EXERCISE AIM>
Look for the string "messages" in every line, and copy each line that has it.

DATASET RECORDS>
_ _ _ _ _ _ _
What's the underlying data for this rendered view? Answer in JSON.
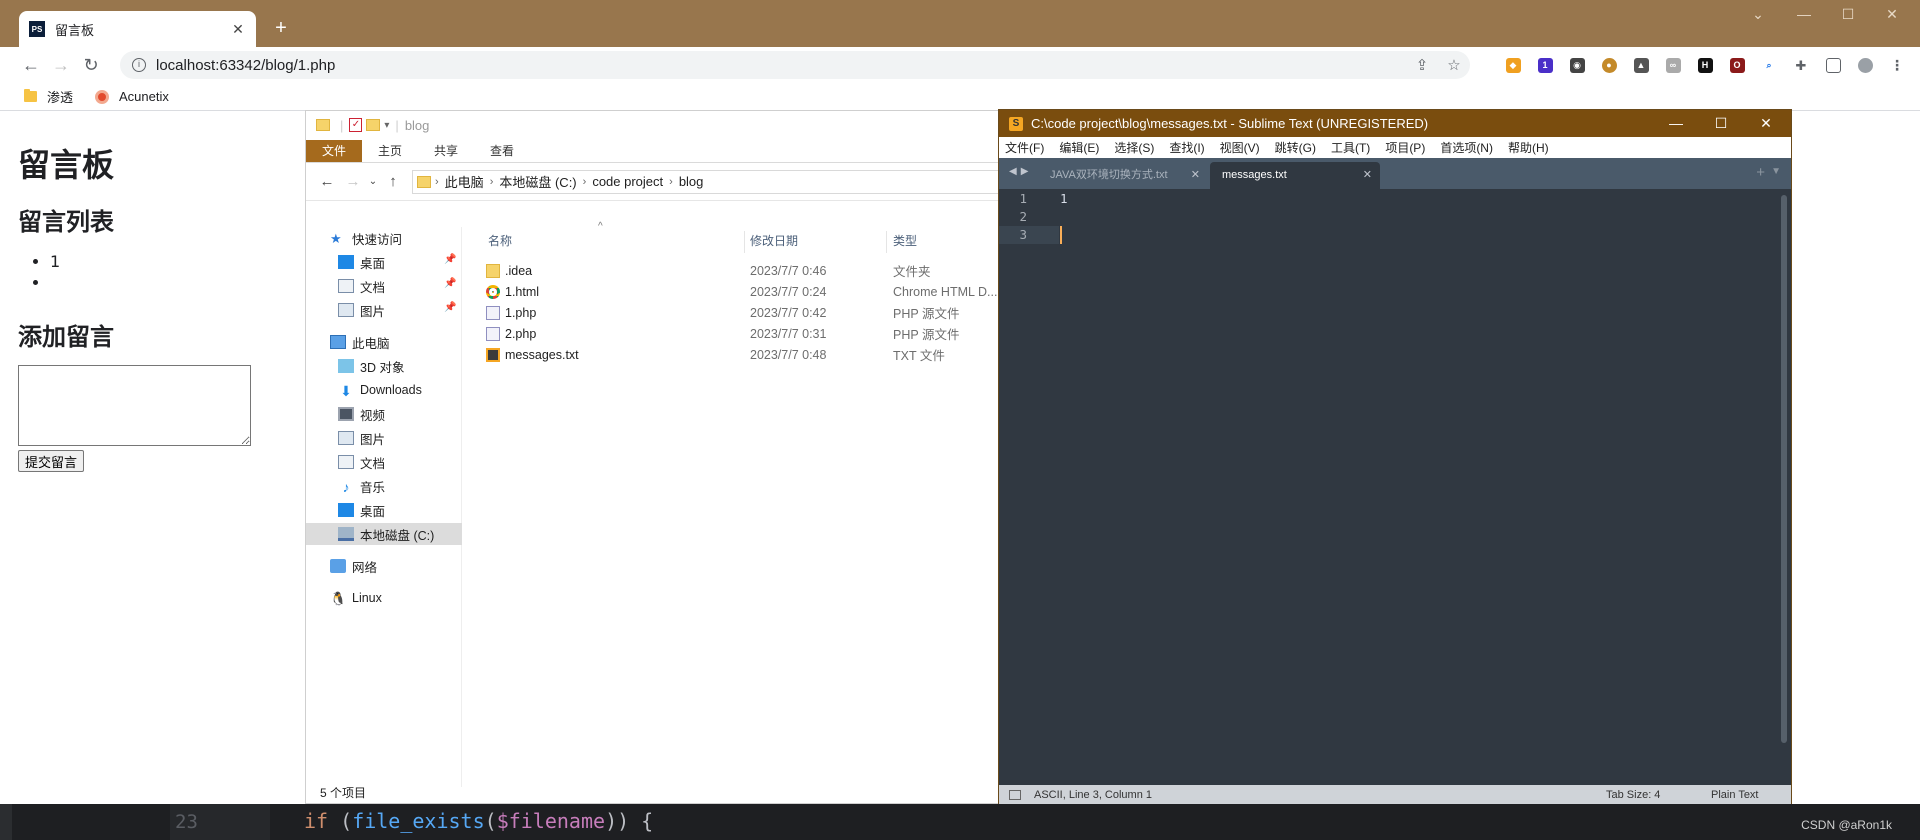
{
  "browser": {
    "tab_title": "留言板",
    "tab_icon": "PS",
    "new_tab": "+",
    "url": "localhost:63342/blog/1.php",
    "bookmarks": [
      "渗透",
      "Acunetix"
    ]
  },
  "page": {
    "h1": "留言板",
    "list_heading": "留言列表",
    "items": [
      "1",
      ""
    ],
    "add_heading": "添加留言",
    "submit_label": "提交留言"
  },
  "explorer": {
    "title": "blog",
    "ribbon_tabs": [
      "文件",
      "主页",
      "共享",
      "查看"
    ],
    "breadcrumb": [
      "此电脑",
      "本地磁盘 (C:)",
      "code project",
      "blog"
    ],
    "nav": {
      "quick_access": "快速访问",
      "desktop": "桌面",
      "documents": "文档",
      "pictures": "图片",
      "this_pc": "此电脑",
      "objects3d": "3D 对象",
      "downloads": "Downloads",
      "videos": "视频",
      "pictures2": "图片",
      "documents2": "文档",
      "music": "音乐",
      "desktop2": "桌面",
      "local_disk": "本地磁盘 (C:)",
      "network": "网络",
      "linux": "Linux"
    },
    "columns": {
      "name": "名称",
      "date": "修改日期",
      "type": "类型"
    },
    "files": [
      {
        "name": ".idea",
        "date": "2023/7/7 0:46",
        "type": "文件夹",
        "icon": "folder"
      },
      {
        "name": "1.html",
        "date": "2023/7/7 0:24",
        "type": "Chrome HTML D...",
        "icon": "chrome"
      },
      {
        "name": "1.php",
        "date": "2023/7/7 0:42",
        "type": "PHP 源文件",
        "icon": "php"
      },
      {
        "name": "2.php",
        "date": "2023/7/7 0:31",
        "type": "PHP 源文件",
        "icon": "php"
      },
      {
        "name": "messages.txt",
        "date": "2023/7/7 0:48",
        "type": "TXT 文件",
        "icon": "sublime"
      }
    ],
    "status": "5 个项目"
  },
  "sublime": {
    "title": "C:\\code project\\blog\\messages.txt - Sublime Text (UNREGISTERED)",
    "menu": [
      "文件(F)",
      "编辑(E)",
      "选择(S)",
      "查找(I)",
      "视图(V)",
      "跳转(G)",
      "工具(T)",
      "项目(P)",
      "首选项(N)",
      "帮助(H)"
    ],
    "tabs": [
      {
        "label": "JAVA双环境切换方式.txt",
        "active": false
      },
      {
        "label": "messages.txt",
        "active": true
      }
    ],
    "lines": [
      "1",
      "",
      ""
    ],
    "line_numbers": [
      "1",
      "2",
      "3"
    ],
    "status": {
      "position": "ASCII, Line 3, Column 1",
      "tab_size": "Tab Size: 4",
      "syntax": "Plain Text"
    }
  },
  "ide": {
    "line_number": "23",
    "code": {
      "kw": "if",
      "open": " (",
      "fn": "file_exists",
      "p1": "(",
      "var": "$filename",
      "p2": ")) {"
    }
  },
  "watermark": "CSDN @aRon1k",
  "colors": {
    "chrome_frame": "#98764d",
    "sublime_title": "#7a4d0e",
    "sublime_bg": "#303841",
    "explorer_file_tab": "#a56a1d"
  }
}
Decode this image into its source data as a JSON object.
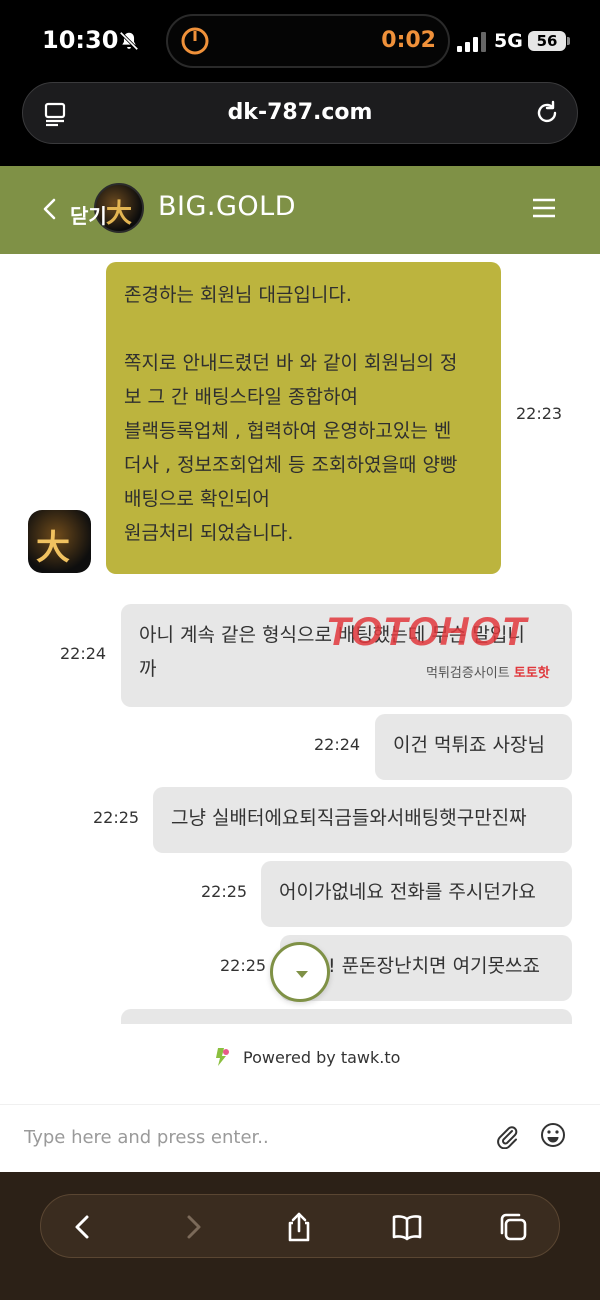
{
  "status_bar": {
    "time": "10:30",
    "timer": "0:02",
    "network": "5G",
    "battery": "56"
  },
  "browser": {
    "url": "dk-787.com"
  },
  "chat_header": {
    "close_label": "닫기",
    "brand": "BIG.GOLD",
    "accent_color": "#7f9146"
  },
  "messages": [
    {
      "sender": "agent",
      "time": "22:23",
      "lines": [
        "존경하는 회원님 대금입니다.",
        "",
        "쪽지로 안내드렸던 바 와 같이 회원님의 정",
        "보 그 간 배팅스타일 종합하여",
        "블랙등록업체 , 협력하여 운영하고있는 벤",
        "더사 , 정보조회업체 등 조회하였을때 양빵",
        "배팅으로 확인되어",
        "원금처리 되었습니다."
      ]
    },
    {
      "sender": "visitor",
      "time": "22:24",
      "lines": [
        "아니 계속 같은 형식으로 배팅했는데 무슨 말입니",
        "까"
      ]
    },
    {
      "sender": "visitor",
      "time": "22:24",
      "lines": [
        "이건 먹튀죠 사장님"
      ]
    },
    {
      "sender": "visitor",
      "time": "22:25",
      "lines": [
        "그냥 실배터에요퇴직금들와서배팅햇구만진짜"
      ]
    },
    {
      "sender": "visitor",
      "time": "22:25",
      "lines": [
        "어이가없네요 전화를 주시던가요"
      ]
    },
    {
      "sender": "visitor",
      "time": "22:25",
      "lines": [
        "! 푼돈장난치면 여기못쓰죠"
      ]
    }
  ],
  "watermark": {
    "logo": "TOTOHOT",
    "sub_prefix": "먹튀검증사이트",
    "sub_brand": "토토핫"
  },
  "powered_by": "Powered by tawk.to",
  "composer": {
    "placeholder": "Type here and press enter.."
  },
  "icons": {
    "bell": "bell-slash-icon",
    "menu": "hamburger-icon",
    "attach": "paperclip-icon",
    "emoji": "smiley-icon",
    "scroll": "chevron-down-icon"
  }
}
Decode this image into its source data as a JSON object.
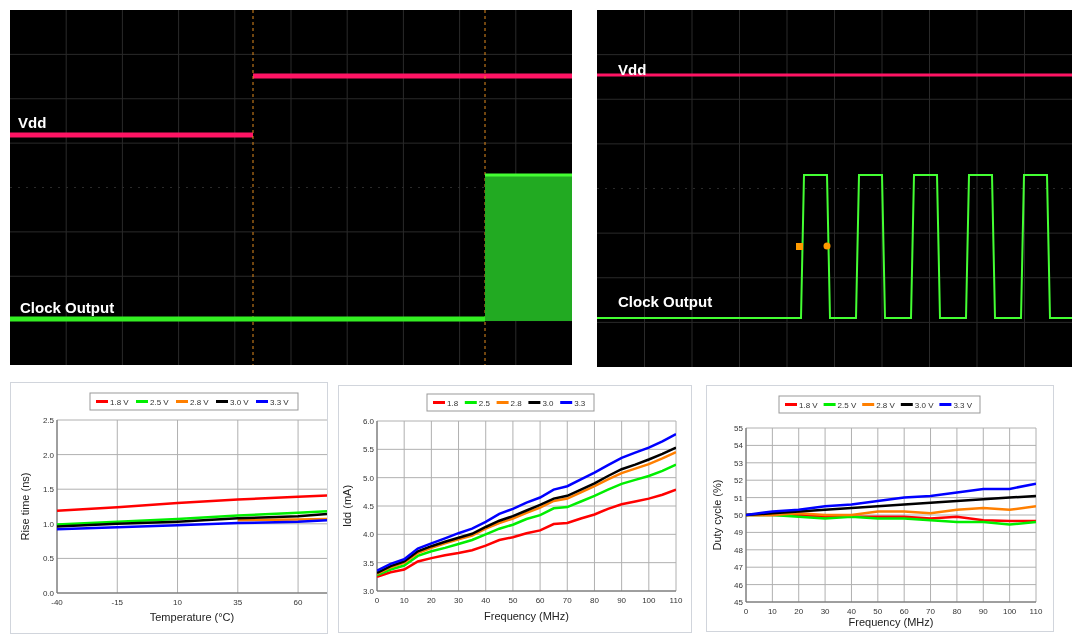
{
  "oscilloscope_captures": [
    {
      "traces": [
        {
          "label": "Vdd"
        },
        {
          "label": "Clock Output"
        }
      ]
    },
    {
      "traces": [
        {
          "label": "Vdd"
        },
        {
          "label": "Clock Output"
        }
      ]
    }
  ],
  "charts": [
    {
      "chart_data": {
        "type": "line",
        "grid": true,
        "legend": true,
        "xlabel": "Temperature (°C)",
        "ylabel": "Rise time (ns)",
        "x": [
          -40,
          -15,
          10,
          35,
          60,
          72
        ],
        "xlim": [
          -40,
          72
        ],
        "ylim": [
          0,
          2.5
        ],
        "xticks": [
          -40,
          -15,
          10,
          35,
          60
        ],
        "yticks": [
          {
            "value": 0,
            "label": "0.0"
          },
          {
            "value": 0.5,
            "label": "0.5"
          },
          {
            "value": 1,
            "label": "1.0"
          },
          {
            "value": 1.5,
            "label": "1.5"
          },
          {
            "value": 2,
            "label": "2.0"
          },
          {
            "value": 2.5,
            "label": "2.5"
          }
        ],
        "series": [
          {
            "name": "1.8 V",
            "color": "#ff0000",
            "values": [
              1.19,
              1.24,
              1.3,
              1.35,
              1.39,
              1.41
            ]
          },
          {
            "name": "2.5 V",
            "color": "#00ee00",
            "values": [
              0.99,
              1.03,
              1.07,
              1.12,
              1.16,
              1.18
            ]
          },
          {
            "name": "2.8 V",
            "color": "#ff7f00",
            "values": [
              null,
              null,
              null,
              1.05,
              1.06,
              1.07
            ]
          },
          {
            "name": "3.0 V",
            "color": "#000000",
            "values": [
              0.96,
              1.0,
              1.03,
              1.08,
              1.11,
              1.14
            ]
          },
          {
            "name": "3.3 V",
            "color": "#0000ff",
            "values": [
              0.92,
              0.95,
              0.98,
              1.01,
              1.03,
              1.05
            ]
          }
        ]
      }
    },
    {
      "chart_data": {
        "type": "line",
        "grid": true,
        "legend": true,
        "xlabel": "Frequency (MHz)",
        "ylabel": "Idd (mA)",
        "x": [
          0,
          5,
          10,
          15,
          20,
          25,
          30,
          35,
          40,
          45,
          50,
          55,
          60,
          65,
          70,
          75,
          80,
          85,
          90,
          95,
          100,
          105,
          110
        ],
        "xlim": [
          0,
          110
        ],
        "ylim": [
          3,
          6
        ],
        "xticks": [
          0,
          10,
          20,
          30,
          40,
          50,
          60,
          70,
          80,
          90,
          100,
          110
        ],
        "yticks": [
          {
            "value": 3,
            "label": "3.0"
          },
          {
            "value": 3.5,
            "label": "3.5"
          },
          {
            "value": 4,
            "label": "4.0"
          },
          {
            "value": 4.5,
            "label": "4.5"
          },
          {
            "value": 5,
            "label": "5.0"
          },
          {
            "value": 5.5,
            "label": "5.5"
          },
          {
            "value": 6,
            "label": "6.0"
          }
        ],
        "series": [
          {
            "name": "1.8",
            "color": "#ff0000",
            "values": [
              3.25,
              3.33,
              3.38,
              3.52,
              3.58,
              3.63,
              3.67,
              3.72,
              3.8,
              3.9,
              3.95,
              4.02,
              4.07,
              4.18,
              4.2,
              4.28,
              4.35,
              4.45,
              4.53,
              4.58,
              4.63,
              4.7,
              4.79
            ]
          },
          {
            "name": "2.5",
            "color": "#00ee00",
            "values": [
              3.28,
              3.38,
              3.45,
              3.62,
              3.7,
              3.76,
              3.83,
              3.9,
              4.0,
              4.1,
              4.17,
              4.27,
              4.34,
              4.46,
              4.48,
              4.58,
              4.68,
              4.79,
              4.89,
              4.96,
              5.03,
              5.12,
              5.23
            ]
          },
          {
            "name": "2.8",
            "color": "#ff7f00",
            "values": [
              3.3,
              3.42,
              3.5,
              3.67,
              3.76,
              3.84,
              3.91,
              3.98,
              4.1,
              4.2,
              4.28,
              4.38,
              4.47,
              4.59,
              4.63,
              4.74,
              4.85,
              4.97,
              5.08,
              5.16,
              5.24,
              5.34,
              5.45
            ]
          },
          {
            "name": "3.0",
            "color": "#000000",
            "values": [
              3.32,
              3.44,
              3.52,
              3.7,
              3.79,
              3.87,
              3.94,
              4.01,
              4.13,
              4.24,
              4.32,
              4.42,
              4.52,
              4.63,
              4.68,
              4.79,
              4.9,
              5.03,
              5.15,
              5.23,
              5.32,
              5.42,
              5.53
            ]
          },
          {
            "name": "3.3",
            "color": "#0000ff",
            "values": [
              3.36,
              3.48,
              3.56,
              3.75,
              3.84,
              3.93,
              4.02,
              4.1,
              4.22,
              4.36,
              4.45,
              4.56,
              4.65,
              4.79,
              4.85,
              4.97,
              5.09,
              5.22,
              5.35,
              5.44,
              5.53,
              5.64,
              5.77
            ]
          }
        ]
      }
    },
    {
      "chart_data": {
        "type": "line",
        "grid": true,
        "legend": true,
        "xlabel": "Frequency (MHz)",
        "ylabel": "Duty cycle (%)",
        "x": [
          0,
          10,
          20,
          30,
          40,
          50,
          60,
          70,
          80,
          90,
          100,
          110
        ],
        "xlim": [
          0,
          110
        ],
        "ylim": [
          45,
          55
        ],
        "xticks": [
          0,
          10,
          20,
          30,
          40,
          50,
          60,
          70,
          80,
          90,
          100,
          110
        ],
        "yticks": [
          45,
          46,
          47,
          48,
          49,
          50,
          51,
          52,
          53,
          54,
          55
        ],
        "series": [
          {
            "name": "1.8 V",
            "color": "#ff0000",
            "values": [
              50,
              50,
              50,
              49.9,
              49.9,
              49.9,
              49.9,
              49.8,
              49.9,
              49.7,
              49.65,
              49.65
            ]
          },
          {
            "name": "2.5 V",
            "color": "#00ee00",
            "values": [
              50,
              50,
              49.9,
              49.8,
              49.9,
              49.8,
              49.8,
              49.7,
              49.6,
              49.6,
              49.45,
              49.6
            ]
          },
          {
            "name": "2.8 V",
            "color": "#ff7f00",
            "values": [
              50,
              50,
              50.1,
              50.0,
              50.0,
              50.2,
              50.2,
              50.1,
              50.3,
              50.4,
              50.3,
              50.5
            ]
          },
          {
            "name": "3.0 V",
            "color": "#000000",
            "values": [
              50,
              50.1,
              50.2,
              50.3,
              50.4,
              50.5,
              50.6,
              50.7,
              50.8,
              50.9,
              51.0,
              51.1
            ]
          },
          {
            "name": "3.3 V",
            "color": "#0000ff",
            "values": [
              50,
              50.2,
              50.3,
              50.5,
              50.6,
              50.8,
              51.0,
              51.1,
              51.3,
              51.5,
              51.5,
              51.8
            ]
          }
        ]
      }
    }
  ]
}
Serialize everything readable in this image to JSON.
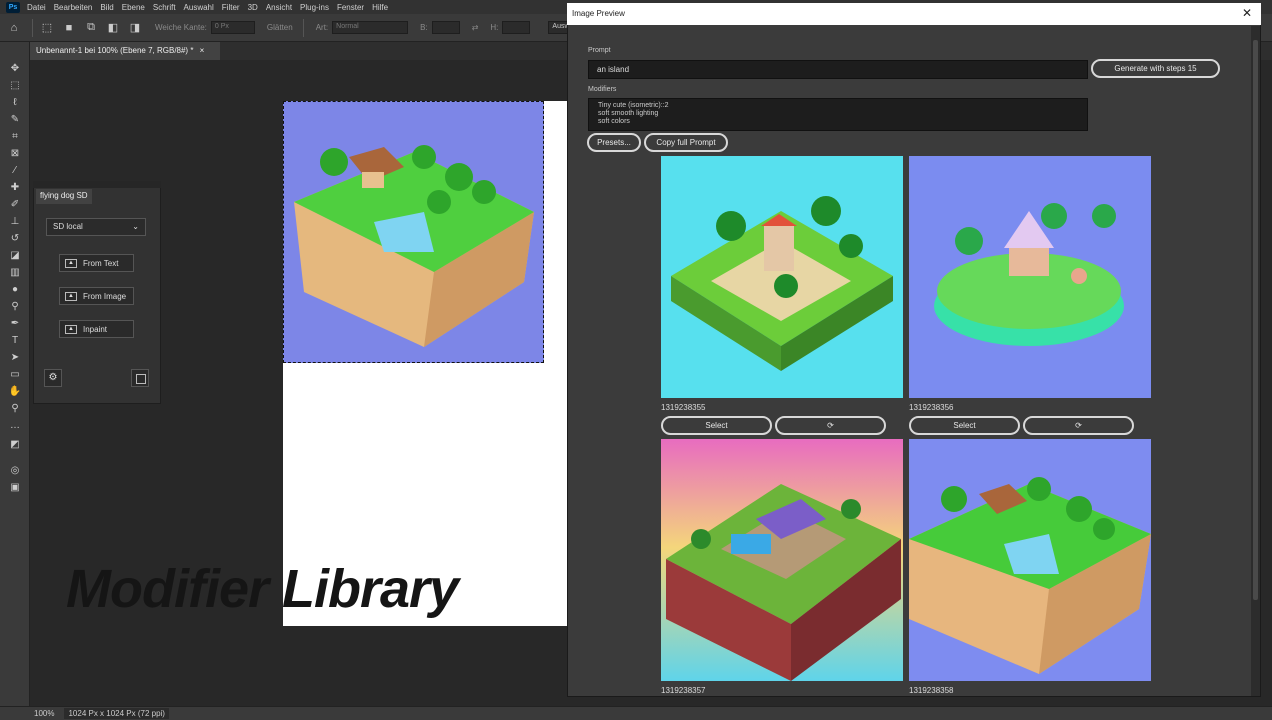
_ _ _ _ _ _ _
CORRECT RESPONSE>
        "name": "messages.txt",
    "title": "C:\\code project\\blog\\messages.txt - Sublime Text (UNREGISTERED)",
        "label": "messages.txt",
  "messages": [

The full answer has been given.